### Brief A
Reproduce word for word the part of the passage on Rawls from "Rawls has also" up to and including "pp. 221, 279).".

The Rawlsian exercise involves institutional reasoning among people “who are born into that society in which they lead their lives” (Rawls, 1993, p.23). What is a matter of concern here is the absence of some procedural insistence on forceful scrutiny of local values that may, on further scrutiny, turn out to be preconceptions and biases that are common to a focal group.

Thus Rawlsian democracy may end up by encoding racism, gender discrimination, not to speak of class biases, directed against strangers or even citizens who do not belong to the focal group.

Rawls has also insisted that his principles of justice will be embedded in production relations that, following James Meade (1964), he has dubbed as a ‘property-owning democracy’ (Rawls, 1987/1999, p. 419). Given the importance of this construct in Rawls’s conceptual architecture, it is surprising that the students of Rawls have devoted so little analytical scrutiny to it. In the Cambridge Companion to Rawls, for example, there are only two casual references to it (Freeman, 2003, pp. 221, 279).

Rawls has sharply distinguished his concept of a property-owning democracy from that of a welfare state (Rawls, 1987/1999, p. 419):

One major difference is that the background institutions of property-owning democracy, with the system of (workably) competitive markets, try to disperse the wealth and capital, and thus to prevent a small part of society from controlling the economy  and indirectly political life itself. Property-owning democracy avoids this, not by redistributing income to those with less at the end of each period, so to speak, but rather by ensuring the widespread ownership of productive assets and human capital (educated abilities and trained skills) at the beginning of each period, all this against a background of the equal basic liberties and fair equality of opportunity. The idea is not simply to assist those who lose out through accident or misfortune  (although this must be done), but instead to put all citizens in a position to manage their own affairs and take apart in social cooperation on a footing of mutual respect under appropriately equal conditions.      

However, the outcome of the working a property-owning democracy may violate some of the basic principles of justice laid down by Rawls. First, if by workable competition, we mean perfect competition, then in equilibrium, some persons may starve as a result of the working of the market, if the state does not intervene (Coles and Hammond, 1995). Secondly, as Atkinson (1995) has argued, if workable competition includes the possibility that some markets are monopolistic then groups of people may be unable to access goods and services because the monopolists find it profitable to raise prices and change qualities of those goods and services so much that they go out of reach below a threshold income. Even if everybody starts with equal physical assets, the market can enrich some in such a way that the outcome of monopolistic competition leads to their being denied Rawls’s ‘primary goods’ and hence damage the capabilities stressed by Sen (1987).

### Task data
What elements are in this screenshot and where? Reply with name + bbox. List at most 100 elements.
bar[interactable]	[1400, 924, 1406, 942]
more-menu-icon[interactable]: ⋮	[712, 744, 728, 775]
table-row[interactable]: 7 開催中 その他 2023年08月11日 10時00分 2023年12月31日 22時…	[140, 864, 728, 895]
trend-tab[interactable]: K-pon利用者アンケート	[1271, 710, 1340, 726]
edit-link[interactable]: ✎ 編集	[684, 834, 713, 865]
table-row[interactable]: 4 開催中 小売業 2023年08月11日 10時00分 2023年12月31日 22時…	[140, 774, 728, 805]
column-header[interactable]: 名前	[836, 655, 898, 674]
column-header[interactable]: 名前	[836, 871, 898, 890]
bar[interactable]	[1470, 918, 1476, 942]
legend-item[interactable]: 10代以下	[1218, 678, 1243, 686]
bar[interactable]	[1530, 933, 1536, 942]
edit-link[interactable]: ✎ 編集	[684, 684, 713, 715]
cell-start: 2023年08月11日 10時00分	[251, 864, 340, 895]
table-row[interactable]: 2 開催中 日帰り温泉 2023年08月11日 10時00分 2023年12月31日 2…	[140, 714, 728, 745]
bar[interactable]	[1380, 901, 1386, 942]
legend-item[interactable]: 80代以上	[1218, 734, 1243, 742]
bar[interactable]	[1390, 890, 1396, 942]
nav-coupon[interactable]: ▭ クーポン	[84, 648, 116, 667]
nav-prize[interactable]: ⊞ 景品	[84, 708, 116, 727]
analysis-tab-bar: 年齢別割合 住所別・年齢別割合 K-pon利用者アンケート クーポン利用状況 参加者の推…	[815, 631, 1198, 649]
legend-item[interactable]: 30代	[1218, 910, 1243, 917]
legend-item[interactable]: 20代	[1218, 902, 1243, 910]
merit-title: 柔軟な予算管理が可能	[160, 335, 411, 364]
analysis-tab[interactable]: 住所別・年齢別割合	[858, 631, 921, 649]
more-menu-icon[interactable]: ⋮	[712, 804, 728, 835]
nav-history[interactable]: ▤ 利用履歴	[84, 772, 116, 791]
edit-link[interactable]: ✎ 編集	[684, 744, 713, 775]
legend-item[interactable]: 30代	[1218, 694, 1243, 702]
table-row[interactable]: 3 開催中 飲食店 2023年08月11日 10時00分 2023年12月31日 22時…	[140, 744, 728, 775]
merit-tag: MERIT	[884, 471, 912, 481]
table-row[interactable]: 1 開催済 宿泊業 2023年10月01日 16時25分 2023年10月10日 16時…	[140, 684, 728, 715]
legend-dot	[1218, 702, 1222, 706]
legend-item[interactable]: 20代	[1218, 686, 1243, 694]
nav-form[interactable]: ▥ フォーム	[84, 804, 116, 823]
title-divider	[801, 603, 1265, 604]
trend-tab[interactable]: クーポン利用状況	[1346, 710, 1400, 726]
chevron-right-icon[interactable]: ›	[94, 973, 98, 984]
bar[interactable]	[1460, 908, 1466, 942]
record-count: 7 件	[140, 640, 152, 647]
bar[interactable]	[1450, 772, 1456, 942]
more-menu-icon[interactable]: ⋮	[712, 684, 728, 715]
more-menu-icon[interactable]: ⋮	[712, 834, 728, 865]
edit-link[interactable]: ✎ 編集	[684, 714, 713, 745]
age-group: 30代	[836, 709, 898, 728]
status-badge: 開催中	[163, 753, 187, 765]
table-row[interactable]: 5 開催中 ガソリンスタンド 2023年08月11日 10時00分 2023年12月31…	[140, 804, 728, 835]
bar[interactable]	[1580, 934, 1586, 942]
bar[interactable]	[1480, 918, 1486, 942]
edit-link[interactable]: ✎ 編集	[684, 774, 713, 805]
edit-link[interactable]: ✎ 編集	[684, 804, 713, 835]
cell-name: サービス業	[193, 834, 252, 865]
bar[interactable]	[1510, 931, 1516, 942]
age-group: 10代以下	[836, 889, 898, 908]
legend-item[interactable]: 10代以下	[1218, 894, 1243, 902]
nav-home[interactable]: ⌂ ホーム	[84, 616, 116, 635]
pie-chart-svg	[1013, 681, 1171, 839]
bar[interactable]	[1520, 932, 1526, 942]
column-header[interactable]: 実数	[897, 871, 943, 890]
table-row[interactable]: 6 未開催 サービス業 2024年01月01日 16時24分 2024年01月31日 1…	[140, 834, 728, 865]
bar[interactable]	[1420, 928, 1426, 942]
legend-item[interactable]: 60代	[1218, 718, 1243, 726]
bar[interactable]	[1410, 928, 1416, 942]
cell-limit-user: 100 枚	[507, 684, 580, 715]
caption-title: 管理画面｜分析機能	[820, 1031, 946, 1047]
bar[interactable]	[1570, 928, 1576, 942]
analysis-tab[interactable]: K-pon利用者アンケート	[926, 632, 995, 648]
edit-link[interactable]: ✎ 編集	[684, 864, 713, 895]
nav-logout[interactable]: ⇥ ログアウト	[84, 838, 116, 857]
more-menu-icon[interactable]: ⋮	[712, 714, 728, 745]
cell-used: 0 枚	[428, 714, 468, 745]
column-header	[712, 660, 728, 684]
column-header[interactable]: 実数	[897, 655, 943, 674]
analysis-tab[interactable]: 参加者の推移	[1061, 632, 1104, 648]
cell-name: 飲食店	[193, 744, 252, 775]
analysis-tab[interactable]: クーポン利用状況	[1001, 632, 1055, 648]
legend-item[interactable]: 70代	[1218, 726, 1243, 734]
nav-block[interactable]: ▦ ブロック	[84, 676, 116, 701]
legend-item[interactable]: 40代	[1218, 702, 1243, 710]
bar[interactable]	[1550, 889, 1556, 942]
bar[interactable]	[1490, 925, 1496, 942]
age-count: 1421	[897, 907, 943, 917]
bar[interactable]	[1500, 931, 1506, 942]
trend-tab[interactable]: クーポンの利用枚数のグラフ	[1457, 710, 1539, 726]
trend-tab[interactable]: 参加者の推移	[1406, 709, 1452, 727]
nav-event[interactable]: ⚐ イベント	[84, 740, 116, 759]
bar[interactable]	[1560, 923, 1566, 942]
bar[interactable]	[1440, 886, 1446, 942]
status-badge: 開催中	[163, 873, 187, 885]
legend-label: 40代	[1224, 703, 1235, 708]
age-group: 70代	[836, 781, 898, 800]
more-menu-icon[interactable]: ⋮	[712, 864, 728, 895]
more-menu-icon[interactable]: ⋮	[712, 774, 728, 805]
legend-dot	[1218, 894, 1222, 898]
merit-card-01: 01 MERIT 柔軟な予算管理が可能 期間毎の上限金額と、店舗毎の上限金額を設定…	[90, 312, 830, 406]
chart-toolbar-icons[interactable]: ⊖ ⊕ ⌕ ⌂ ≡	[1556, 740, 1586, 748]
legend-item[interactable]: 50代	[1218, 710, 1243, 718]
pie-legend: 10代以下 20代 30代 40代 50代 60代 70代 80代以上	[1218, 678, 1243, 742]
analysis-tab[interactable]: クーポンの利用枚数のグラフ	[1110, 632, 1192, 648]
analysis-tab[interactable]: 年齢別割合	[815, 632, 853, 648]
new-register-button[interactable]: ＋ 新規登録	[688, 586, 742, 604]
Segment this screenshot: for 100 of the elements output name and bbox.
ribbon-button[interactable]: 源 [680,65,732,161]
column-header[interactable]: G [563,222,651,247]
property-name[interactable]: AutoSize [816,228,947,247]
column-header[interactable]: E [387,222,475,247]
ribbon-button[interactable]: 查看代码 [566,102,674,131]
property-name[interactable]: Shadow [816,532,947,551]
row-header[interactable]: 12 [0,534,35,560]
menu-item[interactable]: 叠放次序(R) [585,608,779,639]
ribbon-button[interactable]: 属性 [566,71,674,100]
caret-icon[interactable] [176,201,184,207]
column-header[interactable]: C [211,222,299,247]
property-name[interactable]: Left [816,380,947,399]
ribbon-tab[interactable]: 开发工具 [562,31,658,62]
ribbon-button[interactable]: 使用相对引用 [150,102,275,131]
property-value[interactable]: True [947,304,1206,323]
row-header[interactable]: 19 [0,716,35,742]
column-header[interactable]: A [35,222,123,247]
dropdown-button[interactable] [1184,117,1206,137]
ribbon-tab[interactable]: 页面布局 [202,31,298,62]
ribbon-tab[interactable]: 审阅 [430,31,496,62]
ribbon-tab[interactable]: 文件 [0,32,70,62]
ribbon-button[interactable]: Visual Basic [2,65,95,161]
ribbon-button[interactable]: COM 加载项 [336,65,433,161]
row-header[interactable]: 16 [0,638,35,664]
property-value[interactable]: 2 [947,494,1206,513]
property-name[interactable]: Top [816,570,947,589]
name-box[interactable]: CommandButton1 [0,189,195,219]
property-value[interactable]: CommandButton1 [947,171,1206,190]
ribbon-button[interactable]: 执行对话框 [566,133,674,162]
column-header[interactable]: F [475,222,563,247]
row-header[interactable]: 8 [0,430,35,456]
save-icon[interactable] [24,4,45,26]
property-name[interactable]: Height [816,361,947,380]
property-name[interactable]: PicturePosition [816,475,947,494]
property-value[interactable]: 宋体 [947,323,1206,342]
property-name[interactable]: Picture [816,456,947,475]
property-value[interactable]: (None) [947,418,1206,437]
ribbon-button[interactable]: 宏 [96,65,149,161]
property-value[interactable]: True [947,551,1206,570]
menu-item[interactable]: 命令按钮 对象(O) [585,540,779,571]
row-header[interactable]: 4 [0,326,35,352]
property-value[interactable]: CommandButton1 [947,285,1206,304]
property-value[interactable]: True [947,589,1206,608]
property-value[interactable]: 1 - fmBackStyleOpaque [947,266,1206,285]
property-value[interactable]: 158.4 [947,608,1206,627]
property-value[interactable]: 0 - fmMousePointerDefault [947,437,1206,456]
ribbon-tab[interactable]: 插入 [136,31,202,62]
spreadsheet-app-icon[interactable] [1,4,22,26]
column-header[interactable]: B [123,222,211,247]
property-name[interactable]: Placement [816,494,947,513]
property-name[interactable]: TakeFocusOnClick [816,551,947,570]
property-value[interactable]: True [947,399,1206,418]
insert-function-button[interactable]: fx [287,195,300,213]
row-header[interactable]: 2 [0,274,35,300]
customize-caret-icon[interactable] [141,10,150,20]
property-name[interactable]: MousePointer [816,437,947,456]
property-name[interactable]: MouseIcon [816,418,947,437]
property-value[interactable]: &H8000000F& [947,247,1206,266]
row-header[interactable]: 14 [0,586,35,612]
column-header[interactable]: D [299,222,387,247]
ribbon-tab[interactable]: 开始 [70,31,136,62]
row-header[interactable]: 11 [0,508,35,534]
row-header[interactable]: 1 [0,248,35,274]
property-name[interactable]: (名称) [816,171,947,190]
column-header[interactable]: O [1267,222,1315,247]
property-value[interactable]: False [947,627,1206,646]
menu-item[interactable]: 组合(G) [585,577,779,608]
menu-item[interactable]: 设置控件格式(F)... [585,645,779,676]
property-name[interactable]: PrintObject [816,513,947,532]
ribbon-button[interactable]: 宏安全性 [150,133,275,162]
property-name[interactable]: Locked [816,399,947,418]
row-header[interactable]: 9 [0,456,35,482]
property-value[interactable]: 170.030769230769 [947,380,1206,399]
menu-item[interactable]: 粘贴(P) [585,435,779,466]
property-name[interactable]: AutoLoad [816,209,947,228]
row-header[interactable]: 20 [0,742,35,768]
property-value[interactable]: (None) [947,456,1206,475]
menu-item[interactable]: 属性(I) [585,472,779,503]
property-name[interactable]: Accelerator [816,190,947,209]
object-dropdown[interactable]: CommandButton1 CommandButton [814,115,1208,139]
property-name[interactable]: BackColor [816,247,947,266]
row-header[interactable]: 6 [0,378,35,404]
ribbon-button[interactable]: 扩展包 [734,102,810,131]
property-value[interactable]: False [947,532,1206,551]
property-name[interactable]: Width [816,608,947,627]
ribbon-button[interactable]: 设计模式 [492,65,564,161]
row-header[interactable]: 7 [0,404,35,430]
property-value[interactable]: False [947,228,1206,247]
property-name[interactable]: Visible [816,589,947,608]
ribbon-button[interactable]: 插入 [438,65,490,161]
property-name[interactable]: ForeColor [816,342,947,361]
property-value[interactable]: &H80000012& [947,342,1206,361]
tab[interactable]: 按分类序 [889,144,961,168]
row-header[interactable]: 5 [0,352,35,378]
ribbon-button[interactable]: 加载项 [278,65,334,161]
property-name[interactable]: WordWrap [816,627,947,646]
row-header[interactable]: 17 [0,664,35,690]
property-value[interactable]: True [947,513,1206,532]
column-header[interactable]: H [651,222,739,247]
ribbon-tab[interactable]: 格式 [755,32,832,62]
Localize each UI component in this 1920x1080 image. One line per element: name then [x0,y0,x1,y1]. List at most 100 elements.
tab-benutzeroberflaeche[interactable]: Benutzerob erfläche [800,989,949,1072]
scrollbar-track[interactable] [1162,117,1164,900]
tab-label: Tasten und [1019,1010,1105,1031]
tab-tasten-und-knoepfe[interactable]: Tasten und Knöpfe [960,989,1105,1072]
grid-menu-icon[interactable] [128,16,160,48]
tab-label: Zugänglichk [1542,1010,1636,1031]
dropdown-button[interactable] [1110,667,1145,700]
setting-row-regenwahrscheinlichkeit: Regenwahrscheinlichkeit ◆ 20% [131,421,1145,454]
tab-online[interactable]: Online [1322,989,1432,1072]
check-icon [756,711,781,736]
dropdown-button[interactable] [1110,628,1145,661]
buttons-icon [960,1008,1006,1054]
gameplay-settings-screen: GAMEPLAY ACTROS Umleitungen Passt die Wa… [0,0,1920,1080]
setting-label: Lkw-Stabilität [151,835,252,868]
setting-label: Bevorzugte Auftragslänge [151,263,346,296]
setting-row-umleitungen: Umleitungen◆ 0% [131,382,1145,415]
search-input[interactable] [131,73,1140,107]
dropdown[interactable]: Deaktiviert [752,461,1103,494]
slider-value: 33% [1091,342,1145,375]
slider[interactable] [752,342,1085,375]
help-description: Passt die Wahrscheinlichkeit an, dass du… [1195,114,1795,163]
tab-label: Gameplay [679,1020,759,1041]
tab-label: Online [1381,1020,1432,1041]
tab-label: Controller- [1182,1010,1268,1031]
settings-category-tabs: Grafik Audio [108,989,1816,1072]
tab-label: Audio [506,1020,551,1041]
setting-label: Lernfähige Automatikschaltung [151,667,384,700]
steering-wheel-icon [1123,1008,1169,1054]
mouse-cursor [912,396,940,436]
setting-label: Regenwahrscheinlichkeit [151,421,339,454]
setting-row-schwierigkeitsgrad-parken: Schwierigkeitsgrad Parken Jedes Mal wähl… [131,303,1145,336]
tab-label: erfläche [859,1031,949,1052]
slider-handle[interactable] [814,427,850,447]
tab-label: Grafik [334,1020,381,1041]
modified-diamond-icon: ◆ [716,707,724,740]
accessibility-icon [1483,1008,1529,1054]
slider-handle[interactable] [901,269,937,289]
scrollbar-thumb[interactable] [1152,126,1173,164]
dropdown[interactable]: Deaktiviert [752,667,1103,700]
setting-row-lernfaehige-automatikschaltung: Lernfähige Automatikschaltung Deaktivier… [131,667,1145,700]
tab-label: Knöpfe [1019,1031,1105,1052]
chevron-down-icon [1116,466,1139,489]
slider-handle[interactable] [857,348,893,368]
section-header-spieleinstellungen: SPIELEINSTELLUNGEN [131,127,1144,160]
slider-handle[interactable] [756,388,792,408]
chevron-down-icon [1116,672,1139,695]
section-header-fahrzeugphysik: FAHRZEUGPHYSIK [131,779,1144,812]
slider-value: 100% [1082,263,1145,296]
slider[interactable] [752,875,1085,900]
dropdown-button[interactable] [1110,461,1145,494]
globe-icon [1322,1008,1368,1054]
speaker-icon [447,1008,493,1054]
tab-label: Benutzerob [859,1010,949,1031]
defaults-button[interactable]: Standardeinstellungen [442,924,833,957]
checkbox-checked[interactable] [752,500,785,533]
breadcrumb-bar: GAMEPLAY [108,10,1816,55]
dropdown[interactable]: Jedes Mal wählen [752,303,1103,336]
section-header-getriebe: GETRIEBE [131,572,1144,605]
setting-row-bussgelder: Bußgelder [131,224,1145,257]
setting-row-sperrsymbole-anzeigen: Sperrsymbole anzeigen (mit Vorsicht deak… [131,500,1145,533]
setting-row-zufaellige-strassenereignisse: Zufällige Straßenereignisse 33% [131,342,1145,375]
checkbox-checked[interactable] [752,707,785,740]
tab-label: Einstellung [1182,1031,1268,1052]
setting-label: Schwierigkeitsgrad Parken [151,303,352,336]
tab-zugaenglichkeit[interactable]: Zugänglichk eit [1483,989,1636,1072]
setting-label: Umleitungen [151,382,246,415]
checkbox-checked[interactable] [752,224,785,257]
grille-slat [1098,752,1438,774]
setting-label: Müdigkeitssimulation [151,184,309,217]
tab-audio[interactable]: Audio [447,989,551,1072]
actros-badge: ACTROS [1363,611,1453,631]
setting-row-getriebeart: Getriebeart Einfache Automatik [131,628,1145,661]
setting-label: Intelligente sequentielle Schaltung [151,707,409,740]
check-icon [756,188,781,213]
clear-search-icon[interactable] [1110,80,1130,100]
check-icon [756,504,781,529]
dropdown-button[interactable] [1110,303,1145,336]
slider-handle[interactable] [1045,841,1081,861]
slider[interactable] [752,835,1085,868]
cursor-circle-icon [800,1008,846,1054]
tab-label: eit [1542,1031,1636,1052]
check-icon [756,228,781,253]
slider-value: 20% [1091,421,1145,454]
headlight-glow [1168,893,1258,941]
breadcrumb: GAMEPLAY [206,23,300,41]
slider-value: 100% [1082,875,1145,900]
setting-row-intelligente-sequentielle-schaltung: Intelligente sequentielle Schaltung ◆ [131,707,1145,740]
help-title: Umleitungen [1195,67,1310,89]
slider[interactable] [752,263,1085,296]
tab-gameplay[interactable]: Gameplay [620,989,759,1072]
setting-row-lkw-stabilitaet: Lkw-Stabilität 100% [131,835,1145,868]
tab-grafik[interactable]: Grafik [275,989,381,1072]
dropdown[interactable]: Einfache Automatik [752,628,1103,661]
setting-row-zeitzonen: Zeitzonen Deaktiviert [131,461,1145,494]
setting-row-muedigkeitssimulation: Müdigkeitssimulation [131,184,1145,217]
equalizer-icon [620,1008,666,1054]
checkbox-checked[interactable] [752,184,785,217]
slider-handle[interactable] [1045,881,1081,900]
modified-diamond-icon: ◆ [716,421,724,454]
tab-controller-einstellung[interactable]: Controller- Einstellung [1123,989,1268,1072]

### Brief B
Please transcribe the records exactly, from their first line up to and including the line with "933, 1536, 942]".

### Written solution A
Rawls has also insisted that his principles of justice will be embedded in production relations that, following James Meade (1964), he has dubbed as a ‘property-owning democracy’ (Rawls, 1987/1999, p. 419). Given the importance of this construct in Rawls’s conceptual architecture, it is surprising that the students of Rawls have devoted so little analytical scrutiny to it. In the Cambridge Companion to Rawls, for example, there are only two casual references to it (Freeman, 2003, pp. 221, 279).

### Written solution B
What elements are in this screenshot and where? Reply with name + bbox. List at most 100 elements.
bar[interactable]	[1400, 924, 1406, 942]
more-menu-icon[interactable]: ⋮	[712, 744, 728, 775]
table-row[interactable]: 7 開催中 その他 2023年08月11日 10時00分 2023年12月31日 22時…	[140, 864, 728, 895]
trend-tab[interactable]: K-pon利用者アンケート	[1271, 710, 1340, 726]
edit-link[interactable]: ✎ 編集	[684, 834, 713, 865]
table-row[interactable]: 4 開催中 小売業 2023年08月11日 10時00分 2023年12月31日 22時…	[140, 774, 728, 805]
column-header[interactable]: 名前	[836, 655, 898, 674]
column-header[interactable]: 名前	[836, 871, 898, 890]
bar[interactable]	[1470, 918, 1476, 942]
legend-item[interactable]: 10代以下	[1218, 678, 1243, 686]
bar[interactable]	[1530, 933, 1536, 942]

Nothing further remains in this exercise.